## Record excerpts
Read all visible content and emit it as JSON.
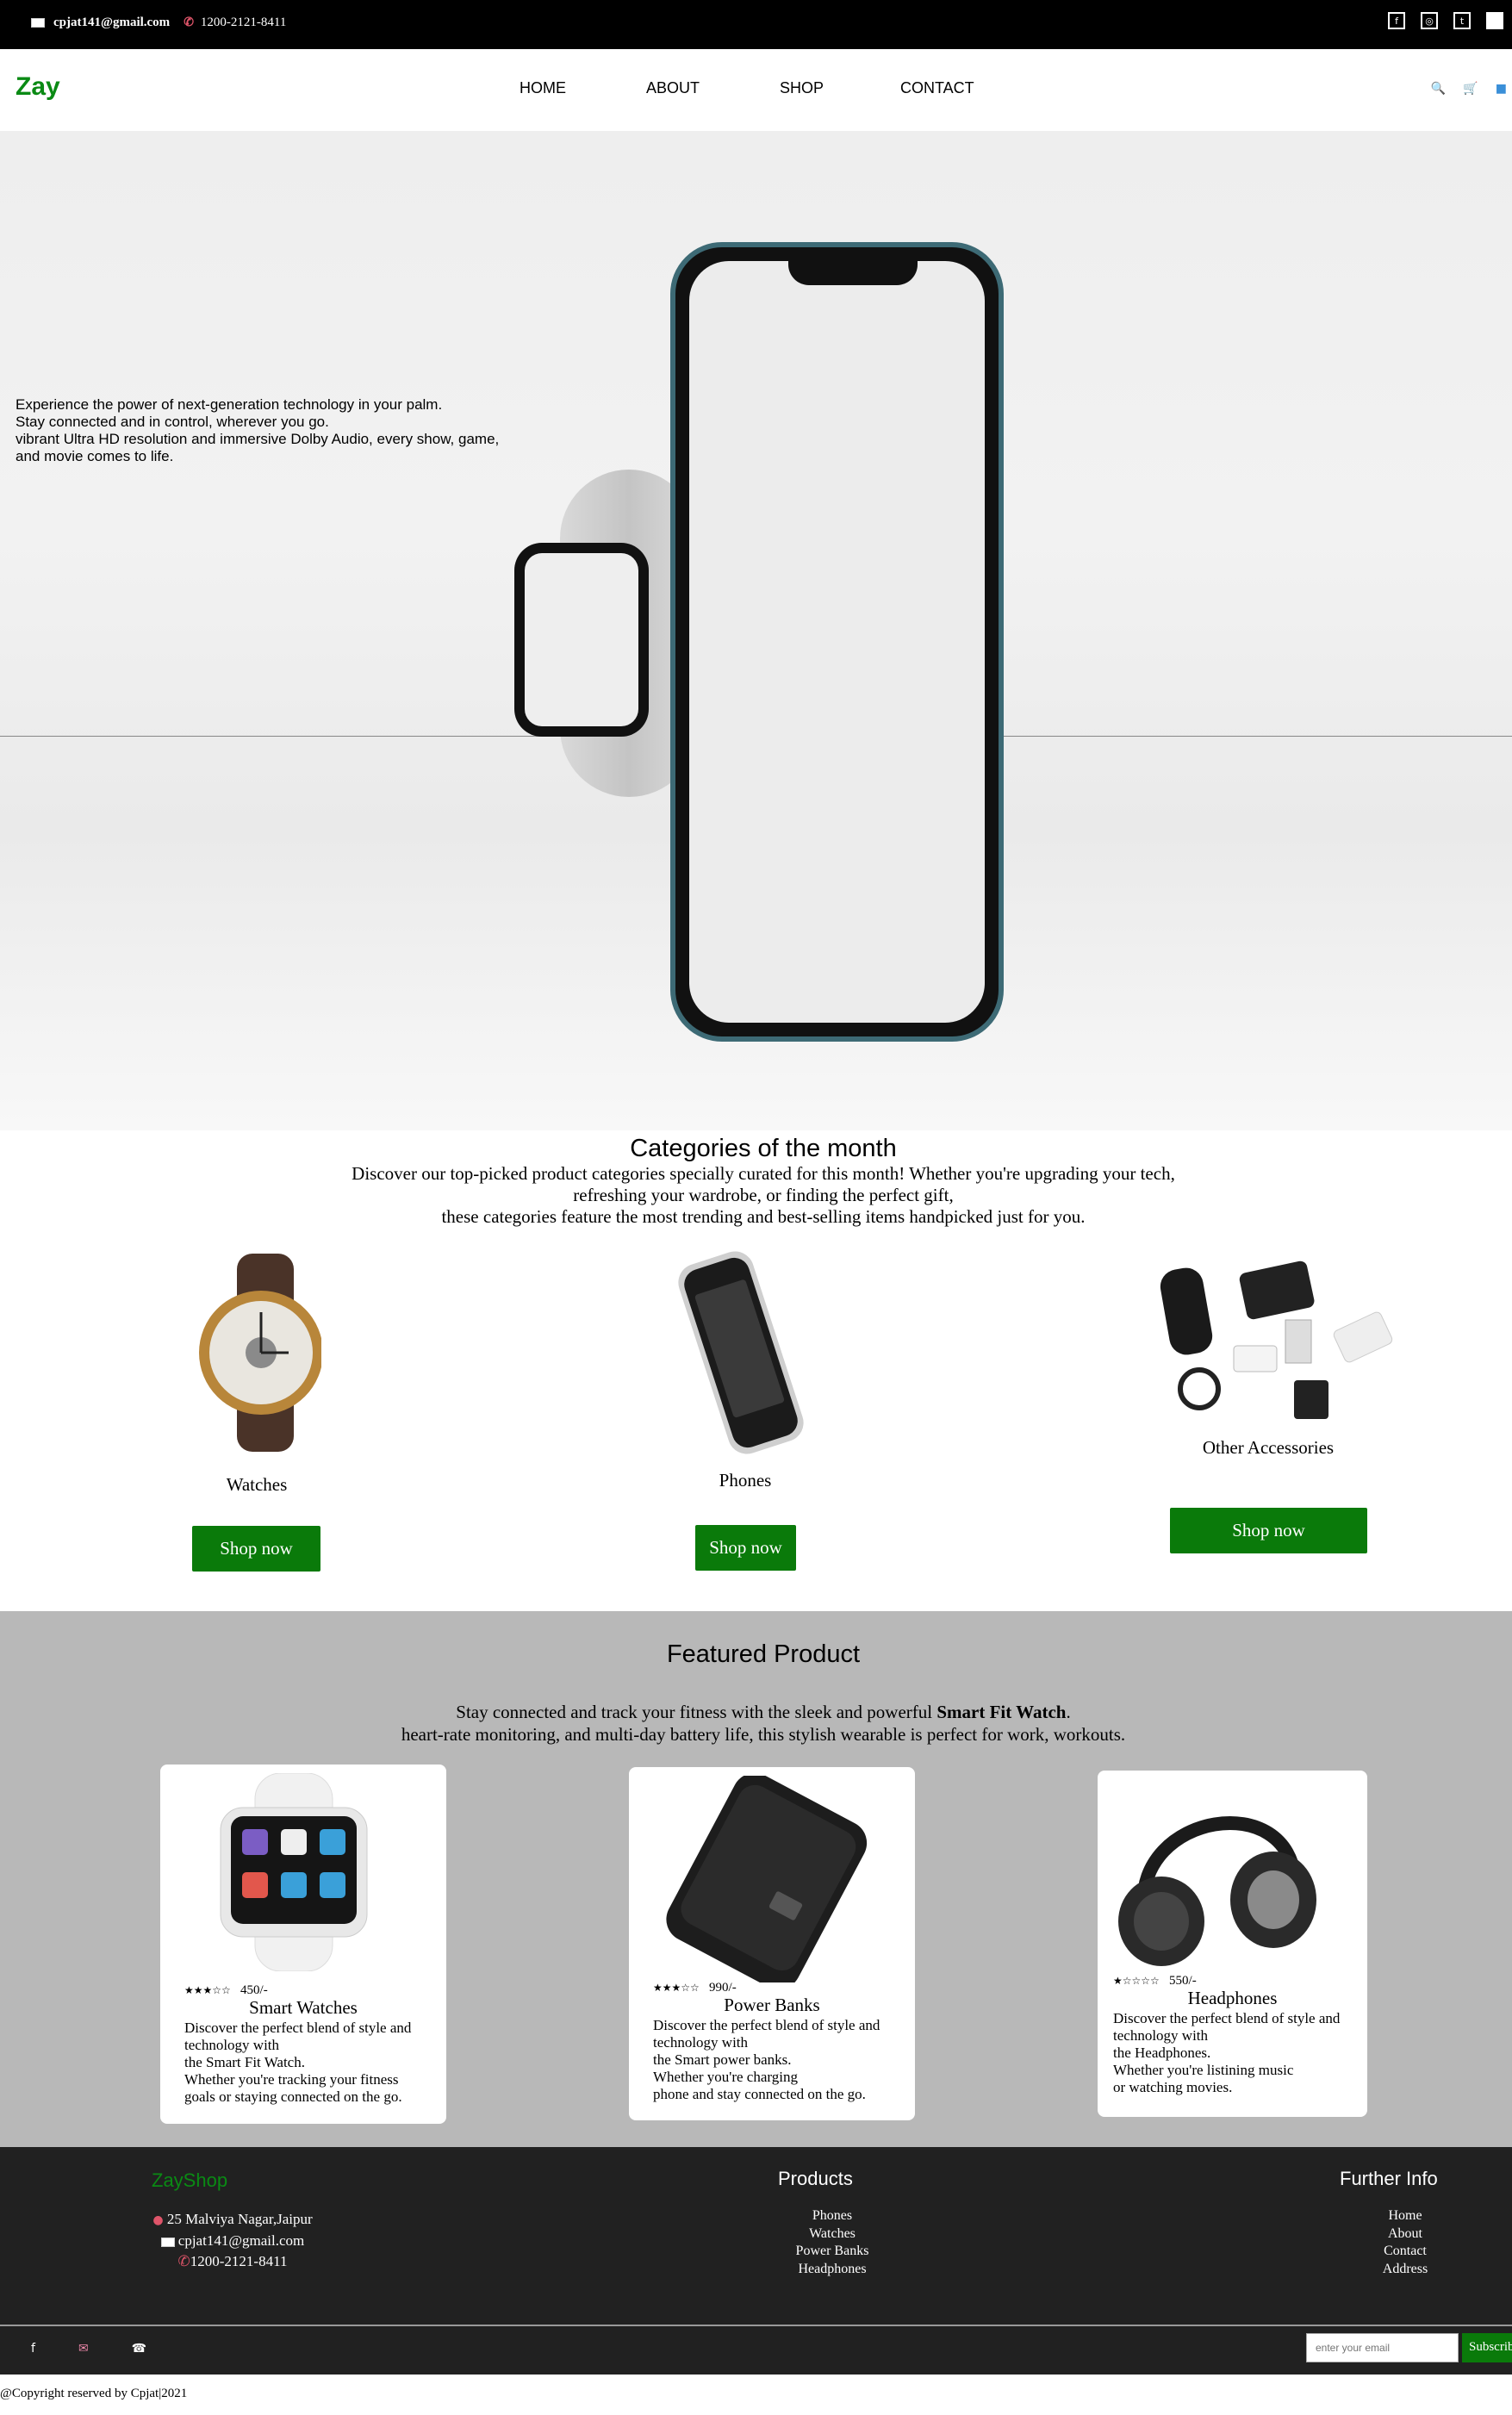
{
  "topbar": {
    "email": "cpjat141@gmail.com",
    "phone": "1200-2121-8411",
    "social_icons": [
      "facebook-icon",
      "instagram-icon",
      "twitter-icon",
      "linkedin-icon"
    ]
  },
  "nav": {
    "brand": "Zay",
    "links": [
      "HOME",
      "ABOUT",
      "SHOP",
      "CONTACT"
    ],
    "icons": [
      "search-icon",
      "cart-icon",
      "user-icon"
    ]
  },
  "hero": {
    "lines": [
      "Experience the power of next-generation technology in your palm.",
      "Stay connected and in control, wherever you go.",
      "vibrant Ultra HD resolution and immersive Dolby Audio, every show, game,",
      "and movie comes to life."
    ]
  },
  "categories": {
    "title": "Categories of the month",
    "desc": [
      "Discover our top-picked product categories specially curated for this month! Whether you're upgrading your tech,",
      "refreshing your wardrobe, or finding the perfect gift,",
      "these categories feature the most trending and best-selling items handpicked just for you."
    ],
    "items": [
      {
        "name": "Watches",
        "button": "Shop now"
      },
      {
        "name": "Phones",
        "button": "Shop now"
      },
      {
        "name": "Other Accessories",
        "button": "Shop now"
      }
    ]
  },
  "featured": {
    "title": "Featured Product",
    "desc_prefix": "Stay connected and track your fitness with the sleek and powerful ",
    "desc_bold": "Smart Fit Watch",
    "desc_suffix": ".",
    "desc_line2": "heart-rate monitoring, and multi-day battery life, this stylish wearable is perfect for work, workouts.",
    "products": [
      {
        "stars": "★★★☆☆",
        "rating": 3,
        "price": "450/-",
        "name": "Smart Watches",
        "lines": [
          "Discover the perfect blend of style and",
          "technology with",
          "the Smart Fit Watch.",
          "Whether you're tracking your fitness",
          "goals or staying connected on the go."
        ]
      },
      {
        "stars": "★★★☆☆",
        "rating": 3,
        "price": "990/-",
        "name": "Power Banks",
        "lines": [
          "Discover the perfect blend of style and",
          "technology with",
          "the Smart power banks.",
          "Whether you're charging",
          "phone and stay connected on the go."
        ]
      },
      {
        "stars": "★☆☆☆☆",
        "rating": 1,
        "price": "550/-",
        "name": "Headphones",
        "lines": [
          "Discover the perfect blend of style and",
          "technology with",
          "the Headphones.",
          "Whether you're listining music",
          "or watching movies."
        ]
      }
    ]
  },
  "footer": {
    "brand": "ZayShop",
    "address": "25 Malviya Nagar,Jaipur",
    "email": "cpjat141@gmail.com",
    "phone": "1200-2121-8411",
    "products_title": "Products",
    "products": [
      "Phones",
      "Watches",
      "Power Banks",
      "Headphones"
    ],
    "info_title": "Further Info",
    "info": [
      "Home",
      "About",
      "Contact",
      "Address"
    ],
    "social_icons": [
      "facebook-icon",
      "mail-icon",
      "phone-icon"
    ],
    "subscribe_placeholder": "enter your email",
    "subscribe_button": "Subscribe",
    "copyright": "@Copyright reserved by Cpjat|2021"
  },
  "colors": {
    "brand_green": "#0a8a14",
    "button_green": "#0a7a0a",
    "footer_bg": "#212121",
    "featured_bg": "#b8b8b8"
  }
}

## Given request
Skip every picture and transcribe the data above exactly.

## Task answer
Read all visible content and emit it as JSON.
{
  "topbar": {
    "email": "cpjat141@gmail.com",
    "phone": "1200-2121-8411",
    "social_icons": [
      "facebook-icon",
      "instagram-icon",
      "twitter-icon",
      "linkedin-icon"
    ]
  },
  "nav": {
    "brand": "Zay",
    "links": [
      "HOME",
      "ABOUT",
      "SHOP",
      "CONTACT"
    ],
    "icons": [
      "search-icon",
      "cart-icon",
      "user-icon"
    ]
  },
  "hero": {
    "lines": [
      "Experience the power of next-generation technology in your palm.",
      "Stay connected and in control, wherever you go.",
      "vibrant Ultra HD resolution and immersive Dolby Audio, every show, game,",
      "and movie comes to life."
    ]
  },
  "categories": {
    "title": "Categories of the month",
    "desc": [
      "Discover our top-picked product categories specially curated for this month! Whether you're upgrading your tech,",
      "refreshing your wardrobe, or finding the perfect gift,",
      "these categories feature the most trending and best-selling items handpicked just for you."
    ],
    "items": [
      {
        "name": "Watches",
        "button": "Shop now"
      },
      {
        "name": "Phones",
        "button": "Shop now"
      },
      {
        "name": "Other Accessories",
        "button": "Shop now"
      }
    ]
  },
  "featured": {
    "title": "Featured Product",
    "desc_prefix": "Stay connected and track your fitness with the sleek and powerful ",
    "desc_bold": "Smart Fit Watch",
    "desc_suffix": ".",
    "desc_line2": "heart-rate monitoring, and multi-day battery life, this stylish wearable is perfect for work, workouts.",
    "products": [
      {
        "stars": "★★★☆☆",
        "rating": 3,
        "price": "450/-",
        "name": "Smart Watches",
        "lines": [
          "Discover the perfect blend of style and",
          "technology with",
          "the Smart Fit Watch.",
          "Whether you're tracking your fitness",
          "goals or staying connected on the go."
        ]
      },
      {
        "stars": "★★★☆☆",
        "rating": 3,
        "price": "990/-",
        "name": "Power Banks",
        "lines": [
          "Discover the perfect blend of style and",
          "technology with",
          "the Smart power banks.",
          "Whether you're charging",
          "phone and stay connected on the go."
        ]
      },
      {
        "stars": "★☆☆☆☆",
        "rating": 1,
        "price": "550/-",
        "name": "Headphones",
        "lines": [
          "Discover the perfect blend of style and",
          "technology with",
          "the Headphones.",
          "Whether you're listining music",
          "or watching movies."
        ]
      }
    ]
  },
  "footer": {
    "brand": "ZayShop",
    "address": "25 Malviya Nagar,Jaipur",
    "email": "cpjat141@gmail.com",
    "phone": "1200-2121-8411",
    "products_title": "Products",
    "products": [
      "Phones",
      "Watches",
      "Power Banks",
      "Headphones"
    ],
    "info_title": "Further Info",
    "info": [
      "Home",
      "About",
      "Contact",
      "Address"
    ],
    "social_icons": [
      "facebook-icon",
      "mail-icon",
      "phone-icon"
    ],
    "subscribe_placeholder": "enter your email",
    "subscribe_button": "Subscribe",
    "copyright": "@Copyright reserved by Cpjat|2021"
  },
  "colors": {
    "brand_green": "#0a8a14",
    "button_green": "#0a7a0a",
    "footer_bg": "#212121",
    "featured_bg": "#b8b8b8"
  }
}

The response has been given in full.